_PROVIDED DATA_:

=======

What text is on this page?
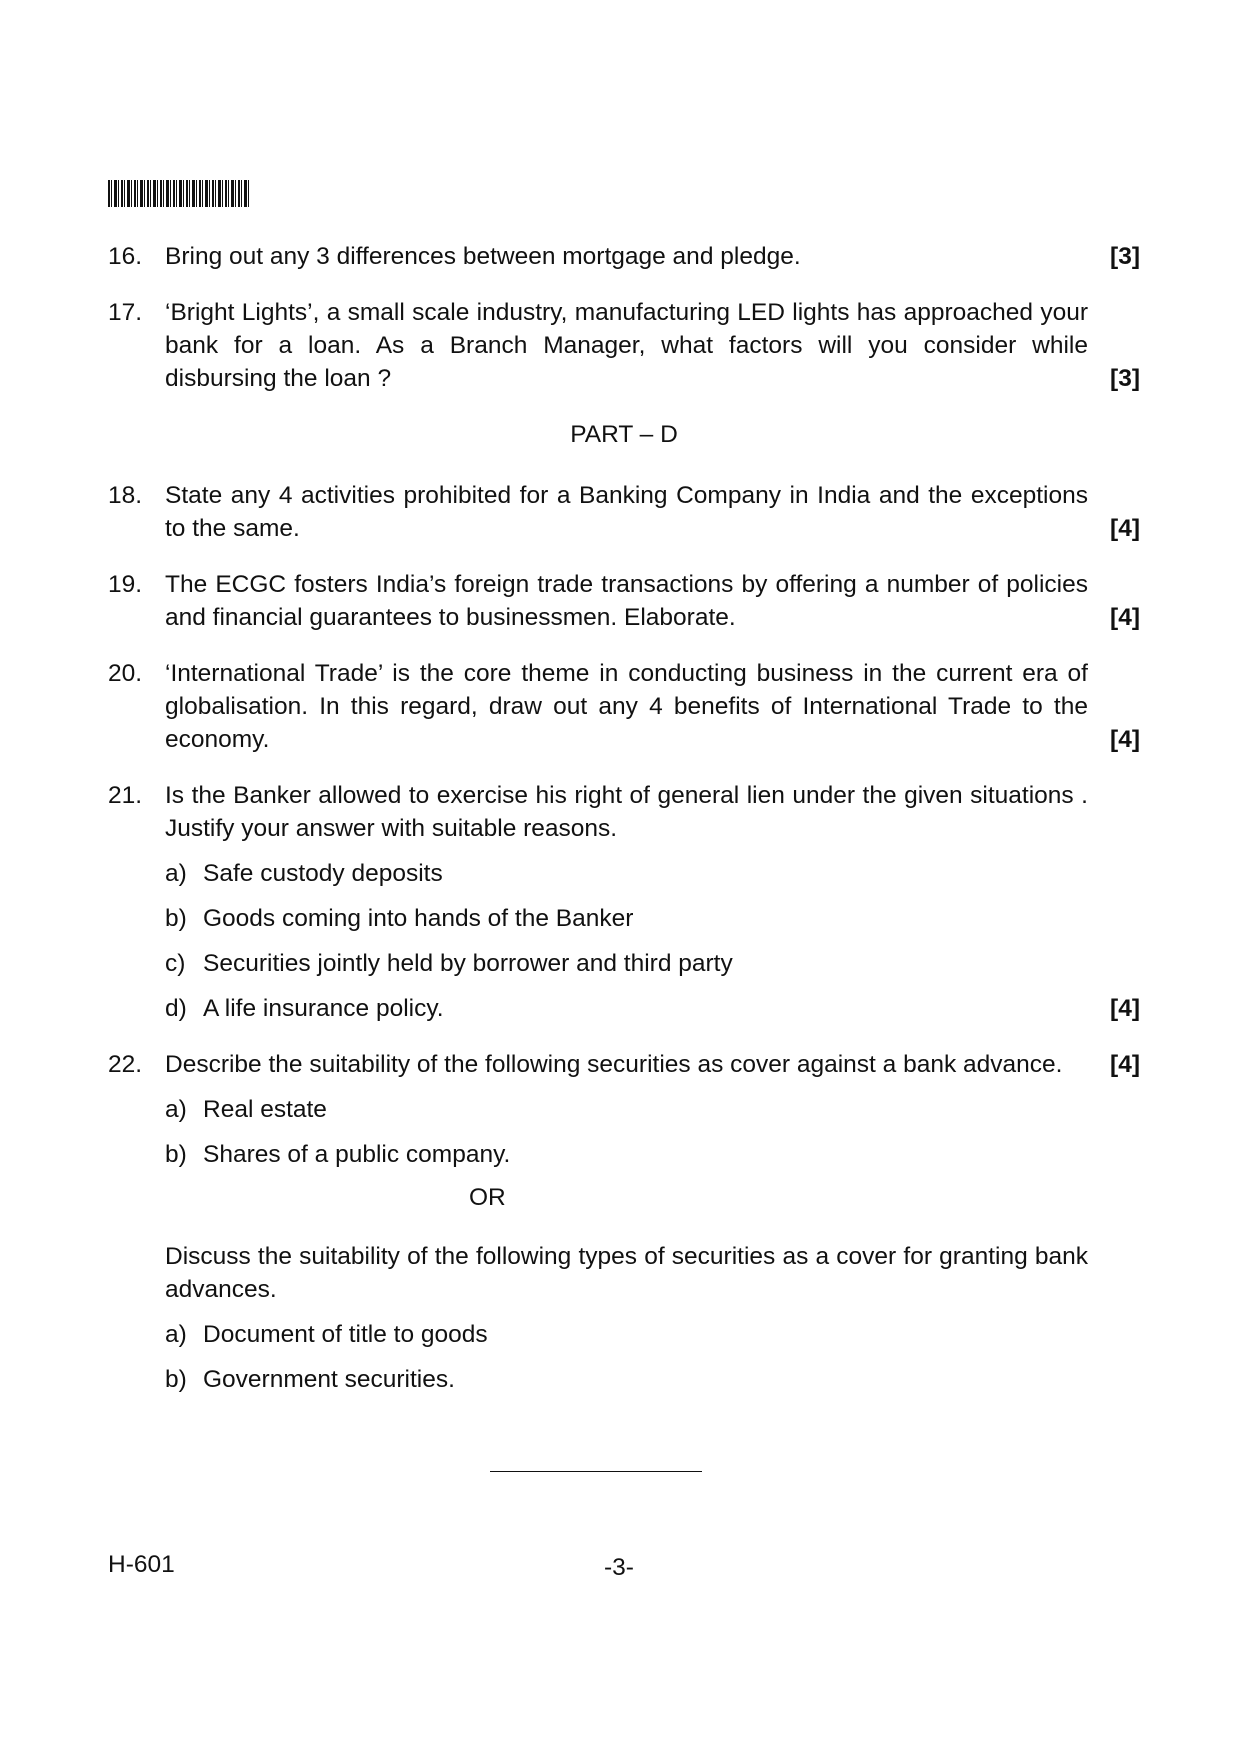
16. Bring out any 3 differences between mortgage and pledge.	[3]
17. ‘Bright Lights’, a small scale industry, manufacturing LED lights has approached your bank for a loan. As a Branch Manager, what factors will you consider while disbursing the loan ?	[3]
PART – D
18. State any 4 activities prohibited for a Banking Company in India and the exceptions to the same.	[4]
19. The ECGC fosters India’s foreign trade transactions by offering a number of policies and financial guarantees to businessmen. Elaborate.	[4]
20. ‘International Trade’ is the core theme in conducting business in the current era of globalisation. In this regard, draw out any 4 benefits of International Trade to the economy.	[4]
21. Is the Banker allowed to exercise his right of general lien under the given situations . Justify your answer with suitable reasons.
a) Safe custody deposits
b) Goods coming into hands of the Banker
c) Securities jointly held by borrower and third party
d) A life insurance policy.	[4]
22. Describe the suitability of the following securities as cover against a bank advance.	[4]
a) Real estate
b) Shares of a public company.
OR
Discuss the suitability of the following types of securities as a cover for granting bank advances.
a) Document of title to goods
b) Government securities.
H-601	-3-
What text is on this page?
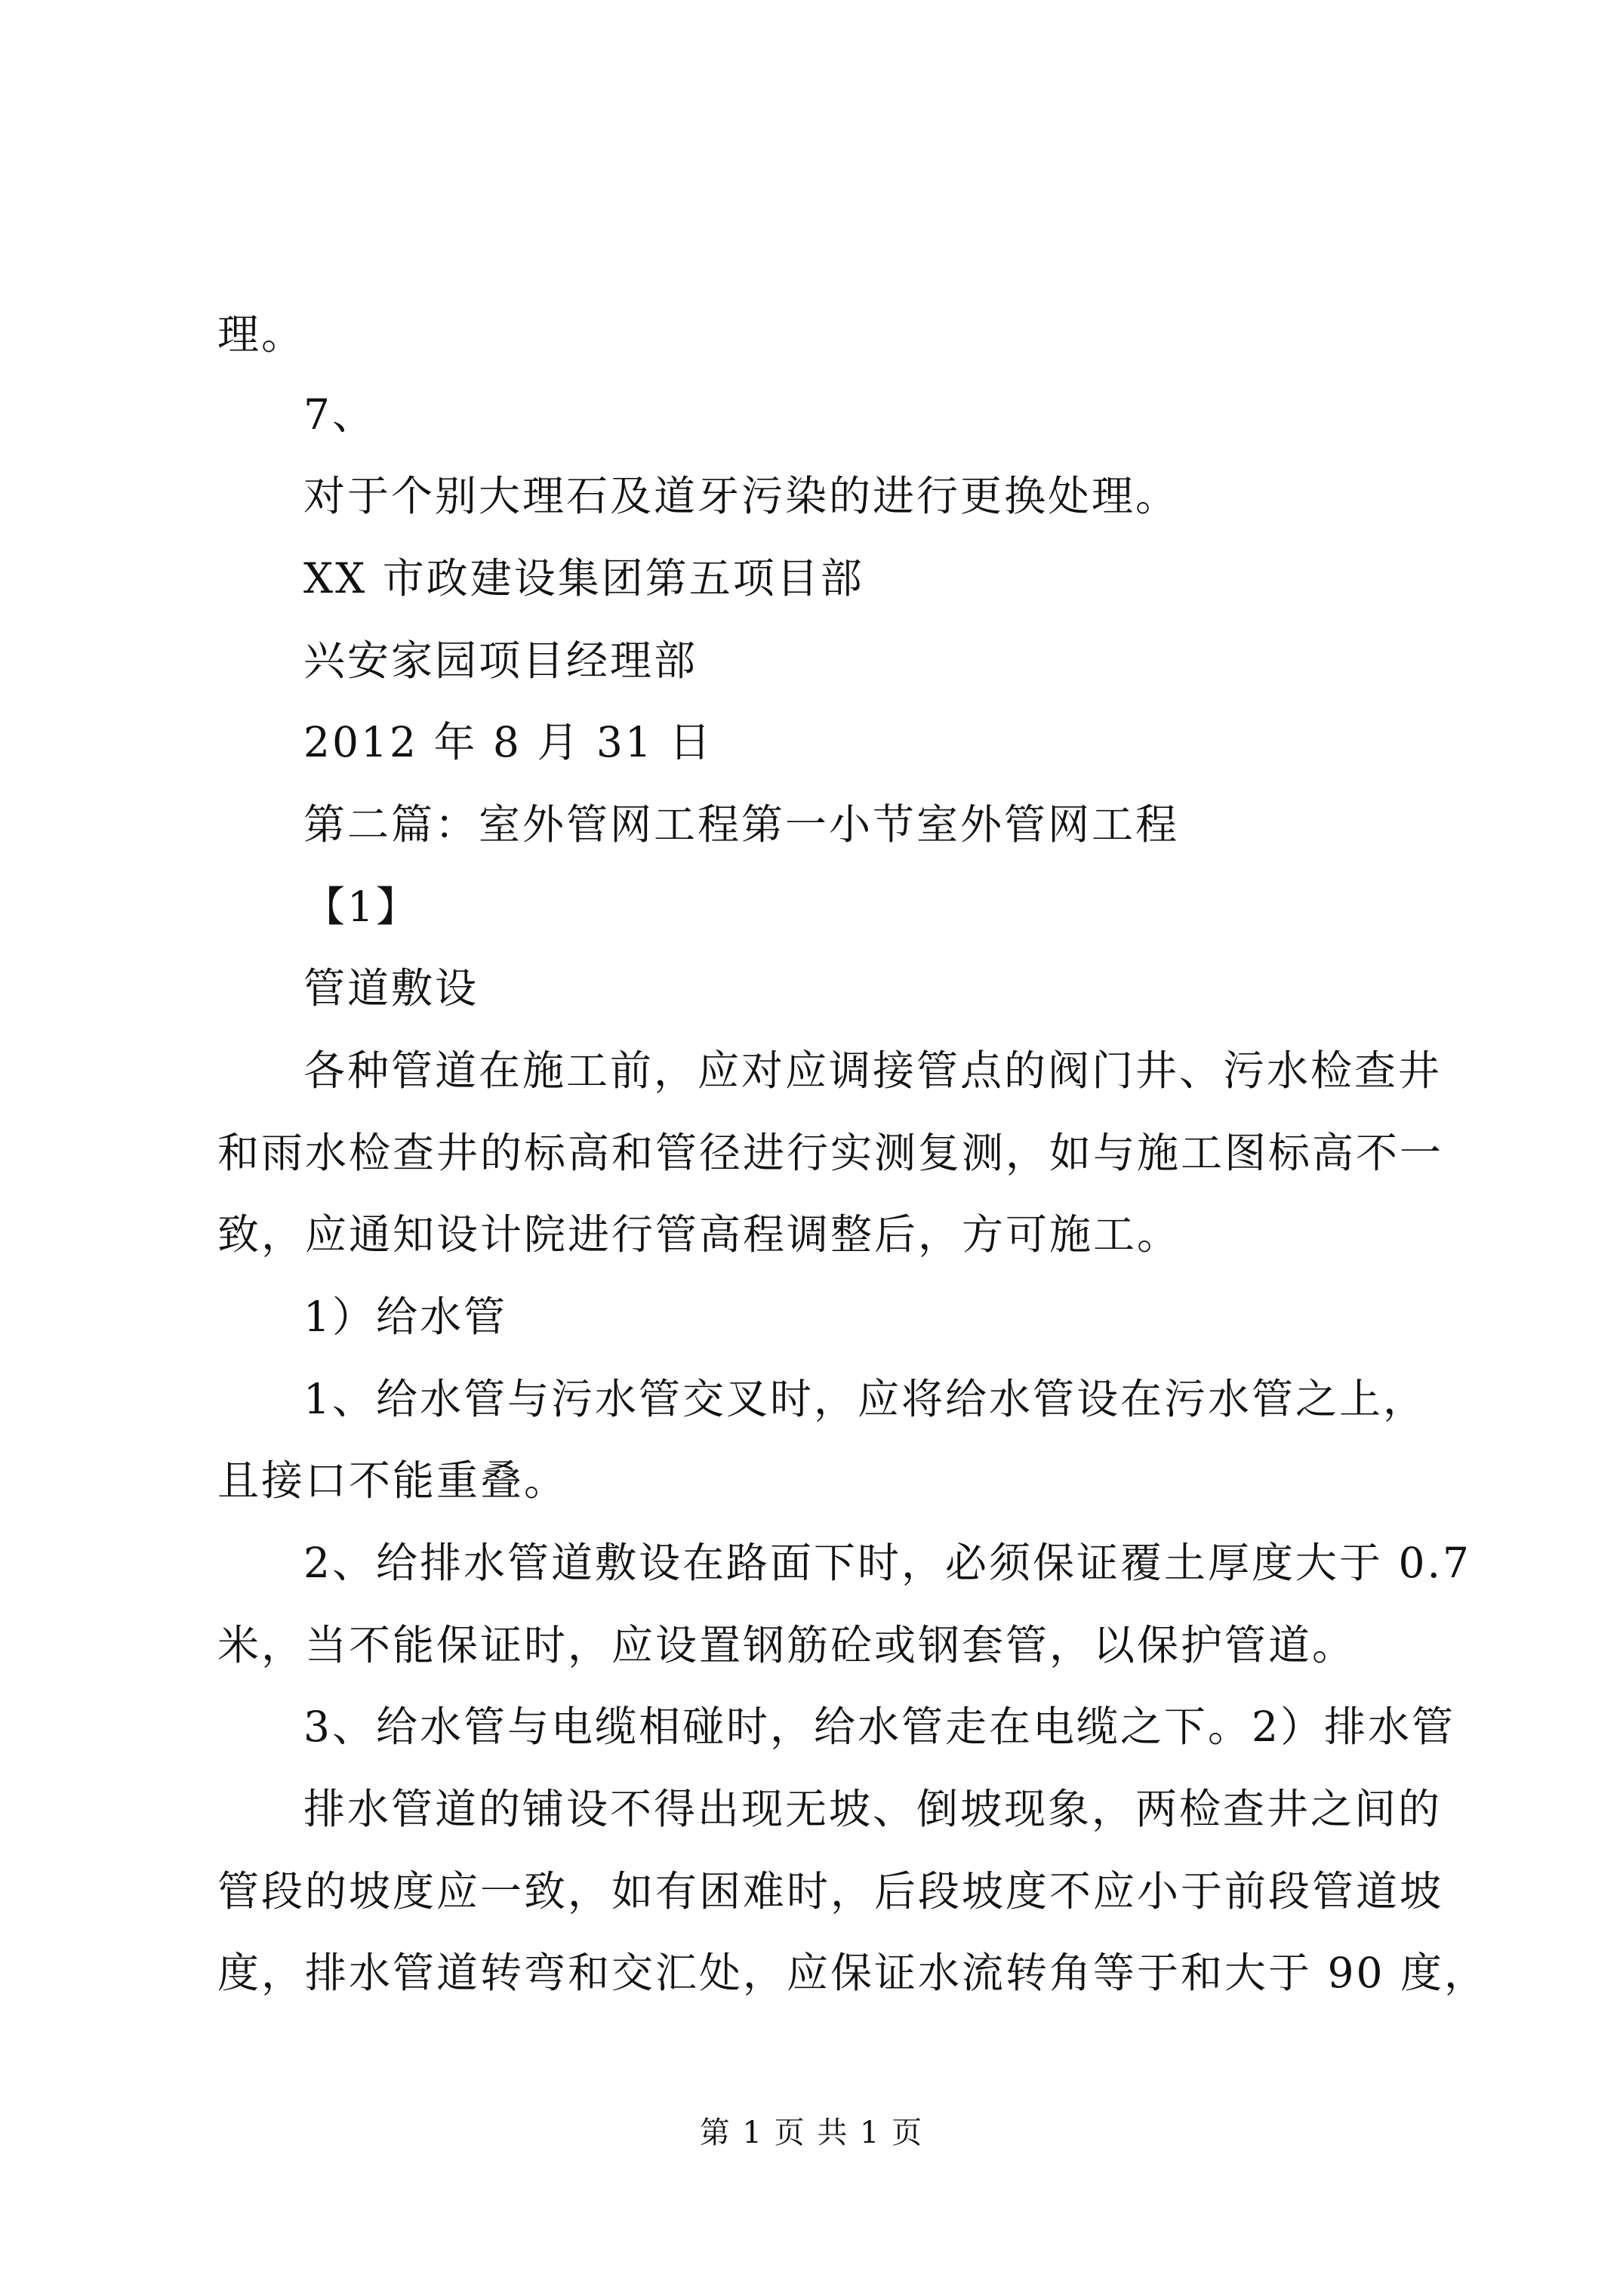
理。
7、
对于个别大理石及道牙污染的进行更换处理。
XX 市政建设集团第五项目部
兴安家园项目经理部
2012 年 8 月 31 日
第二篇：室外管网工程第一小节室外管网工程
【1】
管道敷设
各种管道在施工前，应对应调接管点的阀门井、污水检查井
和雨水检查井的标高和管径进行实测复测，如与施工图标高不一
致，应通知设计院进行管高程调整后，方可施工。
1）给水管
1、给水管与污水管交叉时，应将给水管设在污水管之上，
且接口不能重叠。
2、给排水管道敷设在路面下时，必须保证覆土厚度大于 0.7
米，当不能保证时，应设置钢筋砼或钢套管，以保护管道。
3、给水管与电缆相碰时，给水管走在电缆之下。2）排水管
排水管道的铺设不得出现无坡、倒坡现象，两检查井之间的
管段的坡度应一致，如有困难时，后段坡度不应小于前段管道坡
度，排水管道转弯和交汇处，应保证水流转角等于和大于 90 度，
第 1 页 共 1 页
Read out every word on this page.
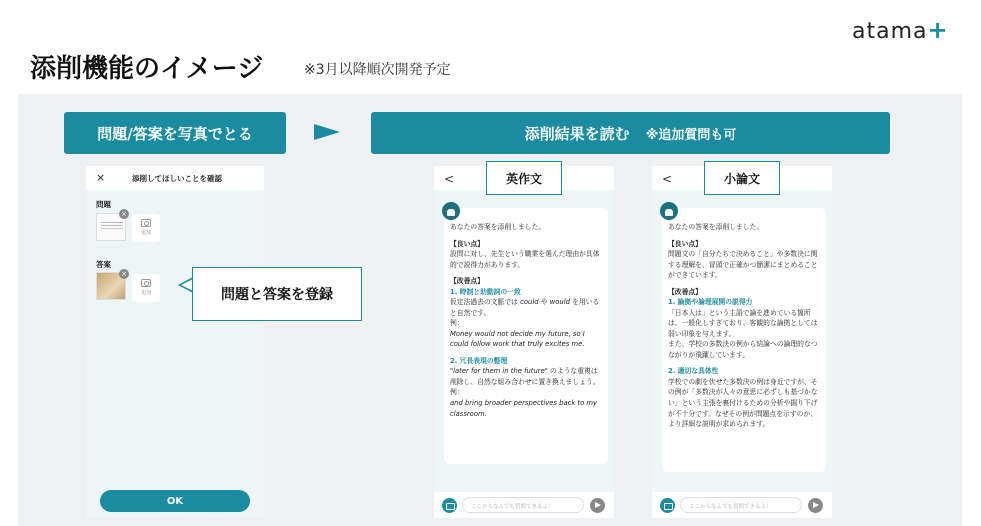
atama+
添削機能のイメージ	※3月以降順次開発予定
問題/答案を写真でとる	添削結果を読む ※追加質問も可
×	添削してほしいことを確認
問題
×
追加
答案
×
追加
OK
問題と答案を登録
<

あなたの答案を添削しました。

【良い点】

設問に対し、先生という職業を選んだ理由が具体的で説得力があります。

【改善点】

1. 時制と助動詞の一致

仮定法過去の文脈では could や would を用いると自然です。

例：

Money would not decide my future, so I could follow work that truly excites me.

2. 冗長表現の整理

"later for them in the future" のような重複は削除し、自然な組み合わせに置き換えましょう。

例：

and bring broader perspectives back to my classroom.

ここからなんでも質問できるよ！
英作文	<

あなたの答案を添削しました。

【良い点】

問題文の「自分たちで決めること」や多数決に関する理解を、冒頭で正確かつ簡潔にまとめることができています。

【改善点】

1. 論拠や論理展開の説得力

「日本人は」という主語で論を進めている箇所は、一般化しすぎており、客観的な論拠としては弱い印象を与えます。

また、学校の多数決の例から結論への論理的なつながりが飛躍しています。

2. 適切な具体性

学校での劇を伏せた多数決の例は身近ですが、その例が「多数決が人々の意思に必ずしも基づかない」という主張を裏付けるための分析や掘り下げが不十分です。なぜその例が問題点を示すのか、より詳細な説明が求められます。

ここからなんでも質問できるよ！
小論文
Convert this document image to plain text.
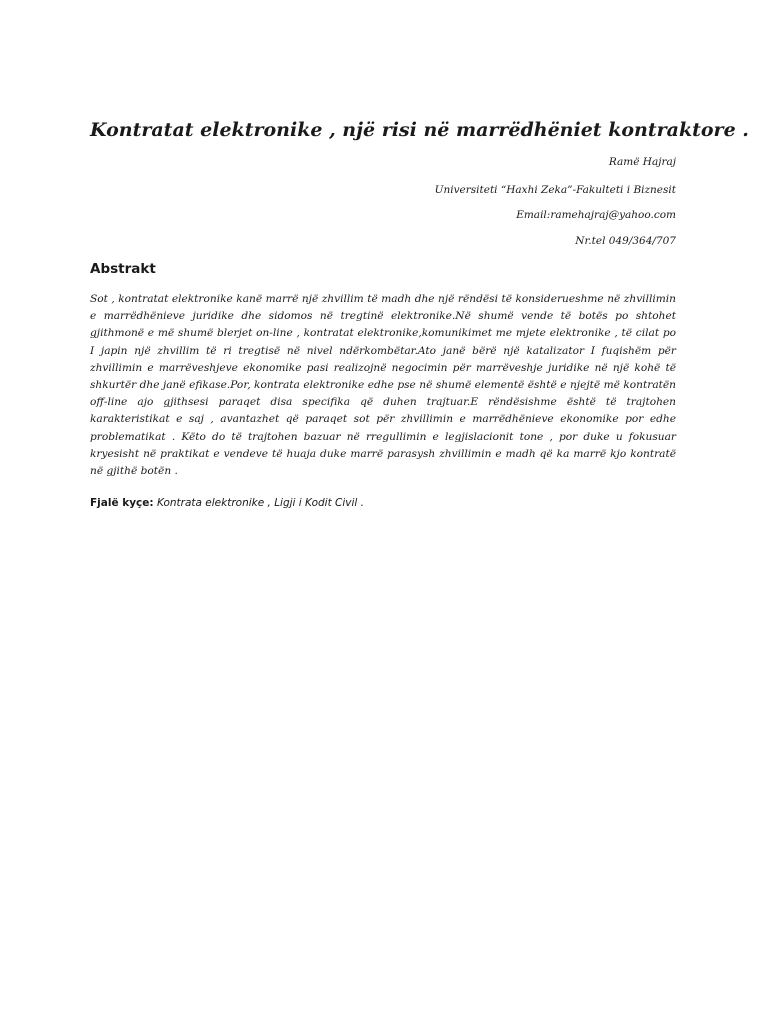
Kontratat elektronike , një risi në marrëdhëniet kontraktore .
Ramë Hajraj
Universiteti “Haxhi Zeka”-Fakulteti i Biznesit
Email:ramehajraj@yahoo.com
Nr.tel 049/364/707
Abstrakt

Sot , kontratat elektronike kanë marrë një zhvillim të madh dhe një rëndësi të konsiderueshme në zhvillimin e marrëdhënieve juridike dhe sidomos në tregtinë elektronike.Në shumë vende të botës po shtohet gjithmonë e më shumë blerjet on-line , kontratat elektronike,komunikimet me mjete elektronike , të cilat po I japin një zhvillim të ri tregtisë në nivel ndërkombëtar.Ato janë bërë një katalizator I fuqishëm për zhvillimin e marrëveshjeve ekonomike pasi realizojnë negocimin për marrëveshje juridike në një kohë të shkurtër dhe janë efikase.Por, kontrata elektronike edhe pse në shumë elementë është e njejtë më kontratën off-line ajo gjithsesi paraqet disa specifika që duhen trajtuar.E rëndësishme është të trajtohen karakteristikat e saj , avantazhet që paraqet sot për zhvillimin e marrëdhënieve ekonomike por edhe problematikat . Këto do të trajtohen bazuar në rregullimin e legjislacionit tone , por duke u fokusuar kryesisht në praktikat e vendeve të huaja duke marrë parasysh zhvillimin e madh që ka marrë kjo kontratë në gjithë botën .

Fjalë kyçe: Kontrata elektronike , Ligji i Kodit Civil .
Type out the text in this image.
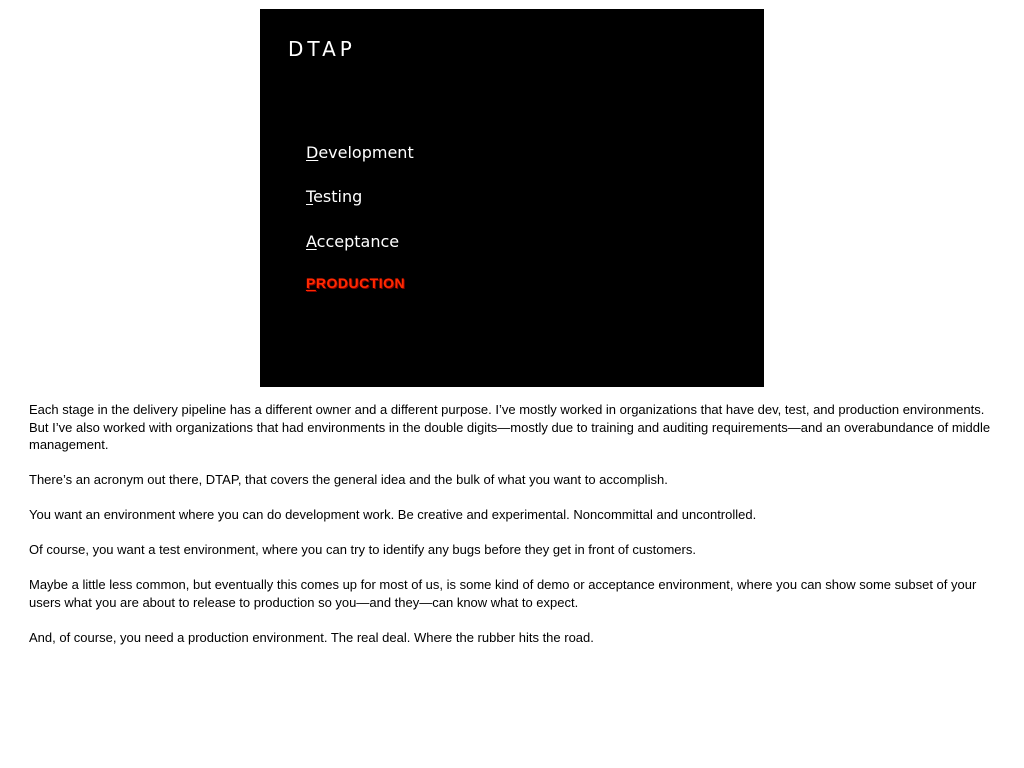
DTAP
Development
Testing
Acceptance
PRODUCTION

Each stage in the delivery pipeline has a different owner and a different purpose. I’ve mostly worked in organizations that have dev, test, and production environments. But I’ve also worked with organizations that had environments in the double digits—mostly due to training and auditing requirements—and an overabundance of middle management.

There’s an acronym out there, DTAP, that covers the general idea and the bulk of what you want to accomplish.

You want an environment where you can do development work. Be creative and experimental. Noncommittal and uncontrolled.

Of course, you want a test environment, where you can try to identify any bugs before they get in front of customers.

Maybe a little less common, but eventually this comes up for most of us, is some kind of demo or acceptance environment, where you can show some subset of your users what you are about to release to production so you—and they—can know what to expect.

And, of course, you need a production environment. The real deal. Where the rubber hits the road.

=======

_GIVEN REQUEST_: The lines from the one holding "Type out the text in this image." through the end of the material above are to be echoed exactly, both ends included. Do not include pictures.

_THE COMPLETED TASK_:
Type out the text in this image.
DTAP
Development
Testing
Acceptance
PRODUCTION

Each stage in the delivery pipeline has a different owner and a different purpose. I’ve mostly worked in organizations that have dev, test, and production environments. But I’ve also worked with organizations that had environments in the double digits—mostly due to training and auditing requirements—and an overabundance of middle management.

There’s an acronym out there, DTAP, that covers the general idea and the bulk of what you want to accomplish.

You want an environment where you can do development work. Be creative and experimental. Noncommittal and uncontrolled.

Of course, you want a test environment, where you can try to identify any bugs before they get in front of customers.

Maybe a little less common, but eventually this comes up for most of us, is some kind of demo or acceptance environment, where you can show some subset of your users what you are about to release to production so you—and they—can know what to expect.

And, of course, you need a production environment. The real deal. Where the rubber hits the road.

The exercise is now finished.